My strategy is therefore to skulk off and practice by myself for a while. When I get up to the level of a typical two-lesson student, I'll go back for lesson three. Since a lesson costs $160, it's the only sensible thing to do; I can probably buy a small yacht for the price of learning to sail it. I've compromised and picked up a small dinghy (2nd hand from Balmoral Sailing Club) for something less than the price of learning to tack. Martin (a handy colleague from school) and I spent Saturday AM building a dolly for it out of offcuts from the theatrical set-builder's studio around the corner, and Monday I took it out solo for the first time.
![]() |
| Home made dolly |
My dinghy has a halyard (to hold the top of the sail up) and a downhaul (to hold the bottom of the sail down) - don't go sailing based on these instructions! - plus a horse aka a traveller, which attaches the mainsheet to the deck and also seems to hold down the tiller, as well as a vang, which I think might be a kicker in the manual, and of course, a cunningham, possibly the more poetic name for the outhaul. That's five lines and eight names. Thanks to a generously minded passing onlooker, who waded in when he realised that on-shore coaching wouldn't be adequate, I've discovered that your vang, downhaul and cunningham can all be less tight that recommended without seriously inconveniencing a sailor of my expertise. In fact, given that I capsized AFTER fixing all these minor details, loose rigging doesn't appear to be wholly disadvantageous. Plus, you can have a tangled horse and a very wrong mainsheet and still actually sail from A to B - so long as you define B as the point you get to after leaving A and eventually deciding to go no further. (There's no shame in walking the boat back to the landing ramp - but remember to hold it by the bow!)

◆ Given instruction 1
Output the rows exactly as they appear, starting at the row containing "word: честность) [204,224,236,232]" and ending at the row containing "prefix: un [285,184,294,192]".
The rows below have no connection to the sailing account.

◆ Listing
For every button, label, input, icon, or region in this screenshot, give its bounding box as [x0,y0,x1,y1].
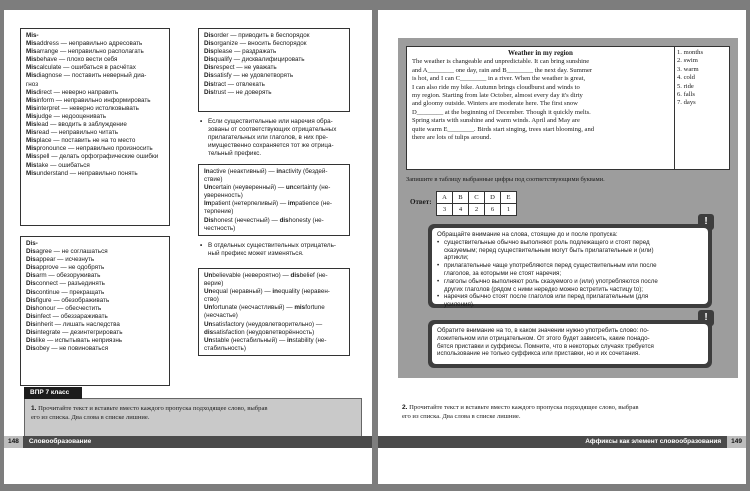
word: честность) [204,224,236,232]
section-title-right: Аффиксы как элемент словообразования [585,438,722,445]
tip-bullet-line: глаголов, за которыми не стоят наречия; [444,269,562,277]
prefix: Mis [26,112,37,120]
note-line: прилагательных или глаголов, в них пре- [208,134,328,142]
exclamation-icon: ! [698,214,714,230]
definition: diagnose — поставить неверный диа- [36,72,147,80]
definition: trust — не доверять [213,88,272,96]
definition: approve — не одобрять [35,264,105,272]
tip-bullet-line: сказуемым; перед существительным могут быть прилагательные и (или) [444,246,654,254]
word: active (неактивный) — [209,168,277,175]
note-line: Если существительные или наречия обра- [208,118,333,125]
definition: tract — отвлекать [213,80,265,88]
word: ство) [204,296,219,304]
prefix: Mis [26,104,37,112]
vocab-line [26,137,164,145]
example-line [204,192,344,200]
prefix: Dis [26,304,36,312]
vocab-line [26,40,164,48]
prefix: Dis [26,312,36,320]
example-line [204,321,344,329]
word: certainty (не- [293,184,331,192]
answer-digit-cell: 2 [469,204,485,216]
note-line: ный префикс может изменяться. [208,250,304,258]
tip-bullet-item [437,239,703,262]
vocab-line [204,81,344,89]
section-title-left: Словообразование [28,438,92,445]
prefix: Un [204,184,213,192]
tip-line: использование не только суффикса или приставки, но и их сочетания. [437,350,640,358]
prefix: un [285,184,294,192]
note-negative-prefix-retained: • Если существительные или наречия обра- зованы от соответствующих отрицательных прилагательных или глаголов, в них пре- имущественно сохраняется тот же отрица- тельный префикс. [200,118,352,158]
vocab-line [26,313,164,321]
prefix: Dis [204,48,214,56]
answer-letter-cell: A [437,192,453,204]
prefix: Dis [26,280,36,288]
note-line: зованы от соответствующих отрицательных [208,126,337,134]
vocab-line [26,272,164,280]
vocab-line [26,64,164,72]
prefix: in [272,288,279,296]
un-examples-box [198,268,350,356]
vpr-grade-tag: ВПР 7 класс [24,387,82,399]
tip-word-position-body [432,228,708,309]
prefix: in [276,168,282,175]
vocab-line [26,153,164,161]
task-1-line-2: его из списка. Два слова в списке лишние. [31,413,150,421]
definition: connect — разъединять [35,280,105,288]
example-line [204,296,344,304]
definition: infect — обеззараживать [35,312,108,320]
word: терпение) [204,208,234,216]
prefix: Un [204,288,213,296]
answer-letter-cell: C [469,192,485,204]
note-line: В отдельных существительных отрицатель- [208,242,336,249]
vocab-line [26,72,164,80]
example-line [204,176,344,184]
prefix: Dis [204,72,214,80]
answer-letter-cell: E [501,192,517,204]
tip-bullet-line: • прилагательные чаще употребляются перед существительным или после [444,262,657,270]
answer-label: Ответ: [410,198,432,206]
dis-prefix-box [20,236,170,386]
answer-digit-cell: 4 [453,204,469,216]
example-line [204,345,344,353]
tip-bullet-item [437,262,703,278]
definition: satisfy — не удовлетворять [213,72,294,80]
word: stability (не- [292,336,327,344]
tip-line: ложительном или отрицательном. От этого будет зависеть, какие понадо- [437,334,650,342]
definition: гноз [26,80,39,88]
tip-meaning [428,312,712,368]
tip-bullet-line: усиления). [444,301,475,309]
word: activity (бездей- [281,168,328,175]
left-footer [4,436,372,448]
word-option: 2. swim [677,57,698,65]
vocab-line [26,145,164,153]
task-2-line-1: Прочитайте текст и вставьте вместо каждого пропуска подходящее слово, выбрав [409,404,639,411]
note-line: тельный префикс. [208,150,262,158]
vocab-line [26,345,164,353]
vocab-line [26,329,164,337]
task-1-number: 1. [31,405,37,412]
vocab-line [26,97,164,105]
prefix: Dis [26,296,36,304]
definition: pronounce — неправильно произносить [36,145,153,153]
tip-bullet-item [437,278,703,294]
definition: agree — не соглашаться [35,248,108,256]
prefix: mis [294,304,306,312]
definition: arm — обезоруживать [35,272,101,280]
prefix: Dis [26,320,36,328]
word: patient (нетерпеливый) — [211,200,288,208]
answer-letter-cell: B [453,192,469,204]
prefix: Dis [26,329,36,337]
word-options-list [677,49,729,108]
word: belief (не- [299,272,328,279]
prefix: dis [204,328,214,336]
vocab-line [204,64,344,72]
word: (несчастье) [204,312,238,320]
example-line [204,208,344,216]
word: believable (невероятно) — [212,272,291,279]
tip-bullet-line: • наречия обычно стоят после глаголов или перед прилагательным (для [444,293,649,301]
word: equal (неравный) — [212,288,273,296]
task-2-text [402,404,732,421]
definition: appear — исчезнуть [35,256,95,264]
prefix: Un [204,272,213,279]
right-footer [378,436,746,448]
tip-meaning-body [432,324,708,364]
dis-heading: Dis- [26,240,38,247]
prefix: In [204,168,210,175]
definition: interpret — неверно истолковывать [36,104,139,112]
prefix: Dis [204,88,214,96]
definition: qualify — дисквалифицировать [213,56,305,64]
word: стабильность) [204,344,246,352]
example-line [204,272,344,280]
tip-bullet-item [437,293,703,309]
reading-line: there are lots of tulips around. [412,134,492,142]
reading-text-box [406,46,730,170]
word: patience (не- [295,200,332,208]
definition: integrate — дезинтегрировать [35,329,123,337]
prefix: Mis [26,137,37,145]
vocab-line [26,113,164,121]
word: ствие) [204,176,223,184]
prefix: Mis [26,88,37,96]
prefix: Dis [204,216,214,224]
word-option: 3. warm [677,65,699,73]
tip-bullet-line: артикли; [444,254,469,262]
answer-letter-cell: D [485,192,501,204]
definition: honour — обесчестить [35,304,102,312]
prefix: dis [290,272,300,279]
right-page [378,10,746,484]
definition: spell — делать орфографические ошибки [36,153,159,161]
example-line [204,304,344,312]
definition: take — ошибаться [36,161,90,169]
definition: inform — неправильно информировать [36,96,151,104]
prefix: Dis [26,337,36,345]
prefix: Un [204,320,213,328]
prefix: Mis [26,48,37,56]
definition: arrange — неправильно располагать [36,48,144,56]
vocab-line [26,297,164,305]
word-option: 5. ride [677,82,694,90]
vocab-line [26,105,164,113]
word: satisfaction (неудовлетворённость) [213,328,315,336]
word: equality (неравен- [278,288,330,296]
word-option: 6. falls [677,91,695,99]
prefix: Mis [26,161,37,169]
prefix: Mis [26,64,37,72]
prefix: Dis [204,64,214,72]
vocab-line [26,256,164,264]
word: stable (нестабильный) — [212,336,287,344]
example-line [204,184,344,192]
definition: order — приводить в беспорядок [213,32,310,39]
vocab-line [26,48,164,56]
vocab-line [26,56,164,64]
definition: inherit — лишать наследства [35,320,120,328]
example-line [204,312,344,320]
definition: calculate — ошибаться в расчётах [36,64,136,72]
prefix: Un [204,304,213,312]
prefix: Mis [26,121,37,129]
prefix: Dis [26,264,36,272]
definition: address — неправильно адресовать [36,40,143,48]
vocab-line [26,337,164,345]
prefix: Mis [26,56,37,64]
reading-line: is hot, and I can C________ in a river. When the weather is great, [412,75,586,83]
reading-line: and gloomy outside. Winters are moderate here. The first snow [412,100,578,108]
answer-digit-cell: 1 [501,204,517,216]
vocab-line [26,321,164,329]
tip-lead: Обращайте внимание на слова, стоящие до и после пропуска: [437,231,618,238]
in-un-examples-box [198,164,350,236]
vocab-line [204,56,344,64]
prefix: Dis [26,288,36,296]
prefix: Dis [26,248,36,256]
prefix: Dis [204,80,214,88]
prefix: Un [204,336,213,344]
word: уверенность) [204,192,243,200]
vocab-line [26,264,164,272]
definition: please — раздражать [213,48,277,56]
prefix: Dis [204,40,214,48]
reading-line: I can also ride my bike. Autumn brings cloudburst and winds to [412,83,580,91]
vocab-line [204,40,344,48]
reading-line: D________ at the beginning of December. Though it quickly melts. [412,108,591,116]
example-line [204,217,344,225]
word: верие) [204,280,224,288]
left-page [4,10,372,484]
tip-word-position [428,216,712,309]
tip-bullet-line: • глаголы обычно выполняют роль сказуемого и (или) употребляются после [444,277,658,285]
table-instruction: Запишите в таблицу выбранные цифры под соответствующими буквами. [406,176,605,183]
definition: read — неправильно читать [36,129,118,137]
task-1-answer-panel [398,38,738,378]
vocab-line [26,81,164,89]
word: fortune [305,304,325,312]
vocab-line [26,248,164,256]
reading-line: my region. Starting from late October, almost every day it's dirty [412,92,583,100]
definition: understand — неправильно понять [36,169,138,177]
prefix: Dis [204,56,214,64]
prefix: Dis [26,345,36,353]
definition: direct — неверно направить [36,88,119,96]
prefix: Mis [26,169,37,177]
vocab-line [26,162,164,170]
vocab-line [26,170,164,178]
tip-bullet-line: • существительные обычно выполняют роль подлежащего и стоят перед [444,238,650,246]
tip-line: Обратите внимание на то, в каком значении нужно употребить слово: по- [437,327,649,334]
definition: figure — обезображивать [35,296,110,304]
prefix: Im [204,200,212,208]
task-1-text [31,405,357,422]
example-line [204,168,344,176]
prefix: Dis [26,272,36,280]
prefix: Mis [26,153,37,161]
vocab-line [204,72,344,80]
definition: behave — плохо вести себя [36,56,118,64]
mis-prefix-box [20,28,170,226]
definition: continue — прекращать [35,288,105,296]
definition: organize — вносить беспорядок [213,40,307,48]
vocab-line [204,89,344,97]
example-line [204,329,344,337]
vocab-line [26,129,164,137]
definition: respect — не уважать [213,64,277,72]
answer-digit-cell: 6 [485,204,501,216]
task-2-line-2: его из списка. Два слова в списке лишние. [402,412,521,420]
vocab-line [26,289,164,297]
word-option: 1. months [677,49,704,56]
definition: judge — недооценивать [36,112,107,120]
example-line [204,200,344,208]
definition: lead — вводить в заблуждение [36,121,127,129]
definition: obey — не повиноваться [35,345,109,353]
word: satisfactory (неудовлетворительно) — [212,320,323,328]
vocab-line [204,32,344,40]
word: certain (неуверенный) — [212,184,286,192]
prefix: Mis [26,72,37,80]
prefix: Mis [26,145,37,153]
prefix: Mis [26,129,37,137]
note-line: имущественно сохраняется тот же отрица- [208,142,334,150]
dis-prefix-box-continued [198,28,350,112]
word: honest (нечестный) — [213,216,280,224]
answer-digit-cell: 3 [437,204,453,216]
answer-table [436,191,517,216]
example-line [204,280,344,288]
prefix: Mis [26,40,37,48]
vocab-line [26,280,164,288]
prefix: Dis [26,256,36,264]
reading-text [407,47,675,169]
prefix: dis [279,216,289,224]
prefix: Mis [26,96,37,104]
vocab-line [26,89,164,97]
prefix: im [287,200,296,208]
vocab-line [26,121,164,129]
mis-heading: Mis- [26,32,39,39]
tip-bullet-line: других глаголов (рядом с ними нередко можно встретить частицу to); [444,285,643,293]
reading-line: The weather is changeable and unpredictable. It can bring sunshine [412,58,590,66]
vocab-line [204,48,344,56]
reading-line: quite warm E________. Birds start singing, trees start blooming, and [412,125,595,133]
definition: like — испытывать неприязнь [35,337,123,345]
word-option: 4. cold [677,74,695,82]
example-line [204,225,344,233]
word: honesty (не- [288,216,324,224]
example-line [204,337,344,345]
definition: place — поставить не на то место [36,137,136,145]
prefix: in [287,336,293,344]
example-line [204,288,344,296]
reading-line: and A________ one day, rain and B________ the next day. Summer [412,66,593,74]
word-option: 7. days [677,99,696,107]
exclamation-icon: ! [698,310,714,326]
page-number-right: 149 [727,436,746,448]
page-number-left: 148 [4,436,23,448]
reading-line: Spring starts with sunshine and warm winds. April and May are [412,117,580,125]
task-1-line-1: Прочитайте текст и вставьте вместо каждого пропуска подходящее слово, выбрав [38,405,268,412]
tip-line: бятся приставки и суффиксы. Помните, что в некоторых случаях требуется [437,342,654,350]
reading-title: Weather in my region [508,49,573,57]
note-prefix-may-change: • В отдельных существительных отрицатель- ный префикс может изменяться. [200,242,352,258]
task-2-number: 2. [402,404,408,411]
word: fortunate (несчастливый) — [212,304,295,312]
vocab-line [26,305,164,313]
prefix: Dis [204,32,214,39]
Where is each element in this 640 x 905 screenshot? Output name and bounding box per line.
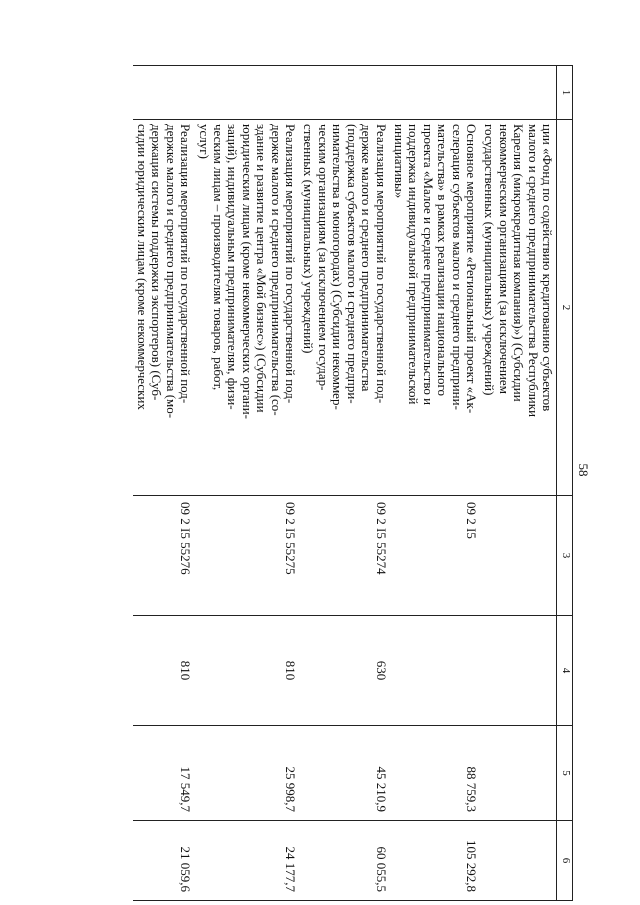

◆ Given instruction 2
Do these statements agree with the sailing account? Answer yes or no for each, and quote the words that decide it. (a) The dinghy was bought second-hand from Balmoral Sailing Club. (b) A lesson costs $180. (c) The capsize happened before the minor rigging details were fixed.

◆ Reply 1
word: честность) [204,224,236,232]
section-title-right: Аффиксы как элемент словообразования [585,438,722,445]
tip-bullet-line: глаголов, за которыми не стоят наречия; [444,269,562,277]
prefix: Mis [26,112,37,120]
note-line: прилагательных или глаголов, в них пре- [208,134,328,142]
exclamation-icon: ! [698,214,714,230]
definition: diagnose — поставить неверный диа- [36,72,147,80]
definition: trust — не доверять [213,88,272,96]
definition: approve — не одобрять [35,264,105,272]
tip-bullet-line: сказуемым; перед существительным могут быть прилагательные и (или) [444,246,654,254]
word: active (неактивный) — [209,168,277,175]
note-line: Если существительные или наречия обра- [208,118,333,125]
definition: tract — отвлекать [213,80,265,88]
word: ство) [204,296,219,304]
prefix: Mis [26,104,37,112]
vocab-line [26,137,164,145]
example-line [204,192,344,200]
prefix: Dis [26,304,36,312]
vocab-line [26,40,164,48]
prefix: Dis [26,312,36,320]
example-line [204,321,344,329]
word: certainty (не- [293,184,331,192]
answer-digit-cell: 2 [469,204,485,216]
note-line: ный префикс может изменяться. [208,250,304,258]
tip-bullet-item [437,239,703,262]
vocab-line [204,81,344,89]
section-title-left: Словообразование [28,438,92,445]
prefix: Un [204,184,213,192]
tip-line: использование не только суффикса или приставки, но и их сочетания. [437,350,640,358]
prefix: un [285,184,294,192]

◆ Reply 2
(a) Yes: "picked up a small dinghy (2nd hand from Balmoral Sailing Club)"
(b) No: "Since a lesson costs $160"
(c) No: "I capsized AFTER fixing all these minor details"